-- START OF Supplied material --
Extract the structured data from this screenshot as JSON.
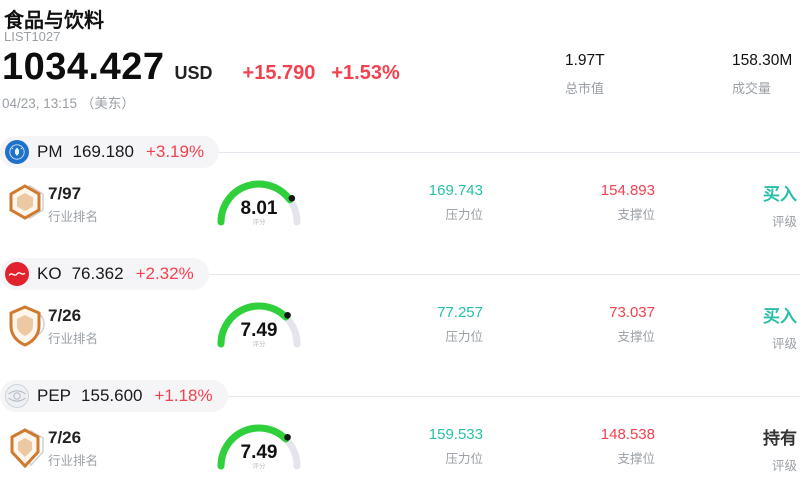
{
  "header": {
    "title": "食品与饮料",
    "subtitle": "LIST1027",
    "price": "1034.427",
    "currency": "USD",
    "change": "+15.790",
    "change_pct": "+1.53%",
    "timestamp": "04/23, 13:15 （美东）",
    "stats": [
      {
        "value": "1.97T",
        "label": "总市值"
      },
      {
        "value": "158.30M",
        "label": "成交量"
      }
    ]
  },
  "labels": {
    "rank": "行业排名",
    "score": "评分",
    "pressure": "压力位",
    "support": "支撑位",
    "rating": "评级"
  },
  "colors": {
    "up_red": "#f4414f",
    "teal": "#28bfa8",
    "gauge_green": "#2fd03c",
    "gauge_track": "#e4e4ec",
    "muted_gray": "#9aa0a6",
    "rating_hold_dark": "#333333"
  },
  "icons": {
    "pm_logo": "pm-blue-crest-logo",
    "ko_logo": "coca-cola-red-logo",
    "pep_logo": "pepsico-gray-globe-logo",
    "badge": "industry-rank-badge"
  },
  "stocks": [
    {
      "ticker": "PM",
      "price": "169.180",
      "change_pct": "+3.19%",
      "rank": "7/97",
      "score": "8.01",
      "score_max": 10,
      "pressure": "169.743",
      "support": "154.893",
      "rating": "买入",
      "rating_color": "#28bfa8"
    },
    {
      "ticker": "KO",
      "price": "76.362",
      "change_pct": "+2.32%",
      "rank": "7/26",
      "score": "7.49",
      "score_max": 10,
      "pressure": "77.257",
      "support": "73.037",
      "rating": "买入",
      "rating_color": "#28bfa8"
    },
    {
      "ticker": "PEP",
      "price": "155.600",
      "change_pct": "+1.18%",
      "rank": "7/26",
      "score": "7.49",
      "score_max": 10,
      "pressure": "159.533",
      "support": "148.538",
      "rating": "持有",
      "rating_color": "#333333"
    }
  ]
}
-- END OF Supplied material --
• Work to complete:
Your task is to pick out every line with the string "logo" and copy it.

• Answer:
    "pm_logo": "pm-blue-crest-logo",
    "ko_logo": "coca-cola-red-logo",
    "pep_logo": "pepsico-gray-globe-logo",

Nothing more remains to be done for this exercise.